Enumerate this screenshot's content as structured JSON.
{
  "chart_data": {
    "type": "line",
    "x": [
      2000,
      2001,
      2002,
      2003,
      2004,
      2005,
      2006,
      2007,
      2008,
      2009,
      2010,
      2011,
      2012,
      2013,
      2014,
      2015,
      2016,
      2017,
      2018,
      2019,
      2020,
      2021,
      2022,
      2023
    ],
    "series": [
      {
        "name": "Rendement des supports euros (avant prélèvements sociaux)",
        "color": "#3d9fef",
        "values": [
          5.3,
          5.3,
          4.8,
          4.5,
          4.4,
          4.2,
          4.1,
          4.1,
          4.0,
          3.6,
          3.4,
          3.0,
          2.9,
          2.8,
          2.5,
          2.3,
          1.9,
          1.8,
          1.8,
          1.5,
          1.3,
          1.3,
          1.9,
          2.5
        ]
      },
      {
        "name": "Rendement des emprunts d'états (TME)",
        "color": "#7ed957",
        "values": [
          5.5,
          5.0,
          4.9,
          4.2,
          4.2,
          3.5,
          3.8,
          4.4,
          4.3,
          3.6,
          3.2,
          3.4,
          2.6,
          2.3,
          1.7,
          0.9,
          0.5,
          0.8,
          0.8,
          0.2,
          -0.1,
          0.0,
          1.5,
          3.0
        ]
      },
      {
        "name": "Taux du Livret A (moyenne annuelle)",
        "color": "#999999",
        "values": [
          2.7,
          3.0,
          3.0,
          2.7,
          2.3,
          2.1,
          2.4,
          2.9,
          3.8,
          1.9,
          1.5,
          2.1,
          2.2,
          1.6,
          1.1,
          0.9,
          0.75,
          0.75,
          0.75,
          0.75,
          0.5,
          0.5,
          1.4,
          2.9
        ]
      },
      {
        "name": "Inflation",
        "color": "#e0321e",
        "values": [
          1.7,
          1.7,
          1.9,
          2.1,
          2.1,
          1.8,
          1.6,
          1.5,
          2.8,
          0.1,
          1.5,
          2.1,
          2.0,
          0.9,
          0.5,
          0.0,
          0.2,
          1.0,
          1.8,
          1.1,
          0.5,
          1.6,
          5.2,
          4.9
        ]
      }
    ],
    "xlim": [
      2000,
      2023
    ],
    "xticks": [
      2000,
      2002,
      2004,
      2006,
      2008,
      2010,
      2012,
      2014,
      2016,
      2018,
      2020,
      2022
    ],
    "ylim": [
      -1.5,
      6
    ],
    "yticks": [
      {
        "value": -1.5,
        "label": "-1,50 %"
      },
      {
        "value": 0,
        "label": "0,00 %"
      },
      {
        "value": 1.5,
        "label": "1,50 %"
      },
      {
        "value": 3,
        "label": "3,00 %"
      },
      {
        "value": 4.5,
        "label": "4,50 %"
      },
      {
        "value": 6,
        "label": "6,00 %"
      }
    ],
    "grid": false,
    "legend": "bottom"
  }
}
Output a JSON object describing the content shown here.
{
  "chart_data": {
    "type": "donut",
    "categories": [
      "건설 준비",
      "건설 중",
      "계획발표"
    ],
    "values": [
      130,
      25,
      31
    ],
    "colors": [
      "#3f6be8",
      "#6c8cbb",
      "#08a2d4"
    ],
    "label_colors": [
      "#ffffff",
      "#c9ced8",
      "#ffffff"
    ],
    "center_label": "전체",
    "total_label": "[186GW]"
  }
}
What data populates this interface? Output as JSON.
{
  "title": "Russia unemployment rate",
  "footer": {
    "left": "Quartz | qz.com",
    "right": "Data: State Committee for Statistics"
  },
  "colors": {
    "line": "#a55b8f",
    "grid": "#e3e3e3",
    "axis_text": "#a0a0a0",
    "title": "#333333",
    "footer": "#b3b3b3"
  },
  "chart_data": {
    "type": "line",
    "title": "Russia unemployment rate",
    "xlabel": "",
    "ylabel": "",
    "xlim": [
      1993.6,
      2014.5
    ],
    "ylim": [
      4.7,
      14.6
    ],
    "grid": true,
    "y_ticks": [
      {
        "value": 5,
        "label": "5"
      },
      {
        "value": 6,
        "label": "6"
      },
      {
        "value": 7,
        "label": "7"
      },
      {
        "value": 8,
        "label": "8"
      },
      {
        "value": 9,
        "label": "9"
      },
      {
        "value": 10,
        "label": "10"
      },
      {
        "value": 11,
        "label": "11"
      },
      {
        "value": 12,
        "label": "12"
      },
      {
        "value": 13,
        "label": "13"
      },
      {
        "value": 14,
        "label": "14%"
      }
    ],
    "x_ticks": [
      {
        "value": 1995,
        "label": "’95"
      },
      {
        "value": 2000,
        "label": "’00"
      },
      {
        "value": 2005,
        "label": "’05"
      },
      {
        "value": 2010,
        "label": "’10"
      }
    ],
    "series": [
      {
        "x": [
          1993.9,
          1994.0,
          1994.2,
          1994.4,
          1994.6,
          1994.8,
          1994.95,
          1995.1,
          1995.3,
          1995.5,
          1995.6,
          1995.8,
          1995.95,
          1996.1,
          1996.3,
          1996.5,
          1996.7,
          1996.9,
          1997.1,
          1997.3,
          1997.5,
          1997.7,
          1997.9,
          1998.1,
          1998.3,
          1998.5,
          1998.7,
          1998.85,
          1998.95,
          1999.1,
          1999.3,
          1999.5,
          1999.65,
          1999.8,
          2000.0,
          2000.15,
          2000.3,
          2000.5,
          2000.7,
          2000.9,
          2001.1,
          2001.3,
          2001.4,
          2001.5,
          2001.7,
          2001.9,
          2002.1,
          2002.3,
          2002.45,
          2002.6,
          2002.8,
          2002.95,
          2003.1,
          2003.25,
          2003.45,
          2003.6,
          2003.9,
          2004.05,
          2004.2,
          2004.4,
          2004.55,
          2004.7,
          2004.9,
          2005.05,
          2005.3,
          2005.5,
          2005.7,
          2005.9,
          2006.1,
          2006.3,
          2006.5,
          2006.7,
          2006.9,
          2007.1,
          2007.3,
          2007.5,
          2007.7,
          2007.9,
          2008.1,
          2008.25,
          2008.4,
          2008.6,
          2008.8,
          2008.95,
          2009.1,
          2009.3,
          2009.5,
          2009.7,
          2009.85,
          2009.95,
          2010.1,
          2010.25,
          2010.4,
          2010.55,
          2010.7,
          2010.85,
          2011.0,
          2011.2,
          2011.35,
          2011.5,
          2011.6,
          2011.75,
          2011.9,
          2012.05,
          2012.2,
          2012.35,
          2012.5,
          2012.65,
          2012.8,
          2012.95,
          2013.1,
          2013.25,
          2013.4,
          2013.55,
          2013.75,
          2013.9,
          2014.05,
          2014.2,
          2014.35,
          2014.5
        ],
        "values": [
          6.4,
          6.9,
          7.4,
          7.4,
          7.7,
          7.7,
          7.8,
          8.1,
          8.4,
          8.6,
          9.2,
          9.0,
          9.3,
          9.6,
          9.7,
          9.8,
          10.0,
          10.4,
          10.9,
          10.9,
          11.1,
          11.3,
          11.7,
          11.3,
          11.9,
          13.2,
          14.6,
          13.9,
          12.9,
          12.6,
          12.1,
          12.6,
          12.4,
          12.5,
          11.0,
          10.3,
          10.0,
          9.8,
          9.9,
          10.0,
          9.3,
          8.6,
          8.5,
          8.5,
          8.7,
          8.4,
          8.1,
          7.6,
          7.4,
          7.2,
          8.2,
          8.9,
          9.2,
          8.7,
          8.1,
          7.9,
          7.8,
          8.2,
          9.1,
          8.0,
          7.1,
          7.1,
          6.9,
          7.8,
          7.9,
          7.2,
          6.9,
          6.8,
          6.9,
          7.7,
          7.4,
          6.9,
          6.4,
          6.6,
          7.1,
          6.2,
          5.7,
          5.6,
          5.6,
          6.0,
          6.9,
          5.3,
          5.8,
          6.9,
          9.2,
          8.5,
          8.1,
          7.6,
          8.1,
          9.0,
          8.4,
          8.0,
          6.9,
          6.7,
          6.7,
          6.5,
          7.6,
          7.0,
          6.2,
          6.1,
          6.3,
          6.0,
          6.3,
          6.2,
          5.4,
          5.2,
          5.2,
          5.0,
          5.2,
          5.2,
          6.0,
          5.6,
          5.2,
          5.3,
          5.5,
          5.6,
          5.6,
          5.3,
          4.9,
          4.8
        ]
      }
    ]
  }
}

INSTRUCTION:
Write out every line of the entries that holds the word "this".

FINISHED ANSWER:
Enumerate this screenshot's content as structured JSON.
What data populates this interface? Output as JSON.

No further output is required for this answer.